_Directions:_
All of the records below should be output exactly.

Data items:
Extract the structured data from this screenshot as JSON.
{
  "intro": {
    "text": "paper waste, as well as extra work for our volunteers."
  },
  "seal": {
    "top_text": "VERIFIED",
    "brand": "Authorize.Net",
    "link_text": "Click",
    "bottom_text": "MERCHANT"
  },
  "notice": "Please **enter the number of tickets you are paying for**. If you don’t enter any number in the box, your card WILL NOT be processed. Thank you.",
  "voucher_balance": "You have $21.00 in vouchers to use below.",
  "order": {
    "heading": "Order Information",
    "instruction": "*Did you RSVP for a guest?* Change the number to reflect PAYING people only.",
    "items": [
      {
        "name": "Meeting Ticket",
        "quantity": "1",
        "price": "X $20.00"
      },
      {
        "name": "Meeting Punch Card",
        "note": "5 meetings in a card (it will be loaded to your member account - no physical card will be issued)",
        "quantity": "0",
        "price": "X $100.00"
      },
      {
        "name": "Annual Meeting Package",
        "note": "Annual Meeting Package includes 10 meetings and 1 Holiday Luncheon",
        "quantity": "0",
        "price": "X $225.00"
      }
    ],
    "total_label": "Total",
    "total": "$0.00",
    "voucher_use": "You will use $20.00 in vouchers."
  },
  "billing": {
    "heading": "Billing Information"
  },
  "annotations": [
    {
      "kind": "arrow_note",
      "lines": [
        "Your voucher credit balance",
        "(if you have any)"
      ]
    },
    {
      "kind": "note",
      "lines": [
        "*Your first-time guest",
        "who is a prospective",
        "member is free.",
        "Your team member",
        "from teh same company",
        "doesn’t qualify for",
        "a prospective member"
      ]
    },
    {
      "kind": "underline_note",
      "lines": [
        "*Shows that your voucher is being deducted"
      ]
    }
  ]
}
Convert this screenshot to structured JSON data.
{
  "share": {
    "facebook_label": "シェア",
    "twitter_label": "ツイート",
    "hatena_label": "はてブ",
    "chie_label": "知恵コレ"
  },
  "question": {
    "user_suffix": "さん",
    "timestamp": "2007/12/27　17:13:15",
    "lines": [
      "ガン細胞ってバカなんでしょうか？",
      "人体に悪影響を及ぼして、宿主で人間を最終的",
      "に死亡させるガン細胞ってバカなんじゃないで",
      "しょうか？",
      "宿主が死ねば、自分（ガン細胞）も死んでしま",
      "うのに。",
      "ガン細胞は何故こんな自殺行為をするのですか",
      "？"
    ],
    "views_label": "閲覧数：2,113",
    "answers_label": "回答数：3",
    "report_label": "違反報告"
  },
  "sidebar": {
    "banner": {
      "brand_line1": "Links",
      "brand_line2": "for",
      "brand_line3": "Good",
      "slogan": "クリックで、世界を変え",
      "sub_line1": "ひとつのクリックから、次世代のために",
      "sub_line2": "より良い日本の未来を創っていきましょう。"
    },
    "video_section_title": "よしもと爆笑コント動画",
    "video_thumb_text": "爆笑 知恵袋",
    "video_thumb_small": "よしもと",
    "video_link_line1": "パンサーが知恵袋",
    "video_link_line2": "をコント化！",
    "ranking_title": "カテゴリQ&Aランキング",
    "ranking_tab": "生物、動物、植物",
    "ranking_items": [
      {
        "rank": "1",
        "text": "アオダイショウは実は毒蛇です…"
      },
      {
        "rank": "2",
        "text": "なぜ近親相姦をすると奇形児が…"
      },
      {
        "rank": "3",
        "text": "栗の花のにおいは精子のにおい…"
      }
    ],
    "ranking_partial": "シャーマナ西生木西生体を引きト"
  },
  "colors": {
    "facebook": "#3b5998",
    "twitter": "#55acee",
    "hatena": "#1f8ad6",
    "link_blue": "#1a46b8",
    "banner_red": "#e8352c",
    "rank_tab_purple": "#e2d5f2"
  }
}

_Solution for this exercise:_
Extract the structured data from this screenshot as JSON.
{
  "intro": {
    "text": "paper waste, as well as extra work for our volunteers."
  },
  "seal": {
    "top_text": "VERIFIED",
    "brand": "Authorize.Net",
    "link_text": "Click",
    "bottom_text": "MERCHANT"
  },
  "notice": "Please **enter the number of tickets you are paying for**. If you don’t enter any number in the box, your card WILL NOT be processed. Thank you.",
  "voucher_balance": "You have $21.00 in vouchers to use below.",
  "order": {
    "heading": "Order Information",
    "instruction": "*Did you RSVP for a guest?* Change the number to reflect PAYING people only.",
    "items": [
      {
        "name": "Meeting Ticket",
        "quantity": "1",
        "price": "X $20.00"
      },
      {
        "name": "Meeting Punch Card",
        "note": "5 meetings in a card (it will be loaded to your member account - no physical card will be issued)",
        "quantity": "0",
        "price": "X $100.00"
      },
      {
        "name": "Annual Meeting Package",
        "note": "Annual Meeting Package includes 10 meetings and 1 Holiday Luncheon",
        "quantity": "0",
        "price": "X $225.00"
      }
    ],
    "total_label": "Total",
    "total": "$0.00",
    "voucher_use": "You will use $20.00 in vouchers."
  },
  "billing": {
    "heading": "Billing Information"
  },
  "annotations": [
    {
      "kind": "arrow_note",
      "lines": [
        "Your voucher credit balance",
        "(if you have any)"
      ]
    },
    {
      "kind": "note",
      "lines": [
        "*Your first-time guest",
        "who is a prospective",
        "member is free.",
        "Your team member",
        "from teh same company",
        "doesn’t qualify for",
        "a prospective member"
      ]
    },
    {
      "kind": "underline_note",
      "lines": [
        "*Shows that your voucher is being deducted"
      ]
    }
  ]
}
Convert this screenshot to structured JSON data.
{
  "share": {
    "facebook_label": "シェア",
    "twitter_label": "ツイート",
    "hatena_label": "はてブ",
    "chie_label": "知恵コレ"
  },
  "question": {
    "user_suffix": "さん",
    "timestamp": "2007/12/27　17:13:15",
    "lines": [
      "ガン細胞ってバカなんでしょうか？",
      "人体に悪影響を及ぼして、宿主で人間を最終的",
      "に死亡させるガン細胞ってバカなんじゃないで",
      "しょうか？",
      "宿主が死ねば、自分（ガン細胞）も死んでしま",
      "うのに。",
      "ガン細胞は何故こんな自殺行為をするのですか",
      "？"
    ],
    "views_label": "閲覧数：2,113",
    "answers_label": "回答数：3",
    "report_label": "違反報告"
  },
  "sidebar": {
    "banner": {
      "brand_line1": "Links",
      "brand_line2": "for",
      "brand_line3": "Good",
      "slogan": "クリックで、世界を変え",
      "sub_line1": "ひとつのクリックから、次世代のために",
      "sub_line2": "より良い日本の未来を創っていきましょう。"
    },
    "video_section_title": "よしもと爆笑コント動画",
    "video_thumb_text": "爆笑 知恵袋",
    "video_thumb_small": "よしもと",
    "video_link_line1": "パンサーが知恵袋",
    "video_link_line2": "をコント化！",
    "ranking_title": "カテゴリQ&Aランキング",
    "ranking_tab": "生物、動物、植物",
    "ranking_items": [
      {
        "rank": "1",
        "text": "アオダイショウは実は毒蛇です…"
      },
      {
        "rank": "2",
        "text": "なぜ近親相姦をすると奇形児が…"
      },
      {
        "rank": "3",
        "text": "栗の花のにおいは精子のにおい…"
      }
    ],
    "ranking_partial": "シャーマナ西生木西生体を引きト"
  },
  "colors": {
    "facebook": "#3b5998",
    "twitter": "#55acee",
    "hatena": "#1f8ad6",
    "link_blue": "#1a46b8",
    "banner_red": "#e8352c",
    "rank_tab_purple": "#e2d5f2"
  }
}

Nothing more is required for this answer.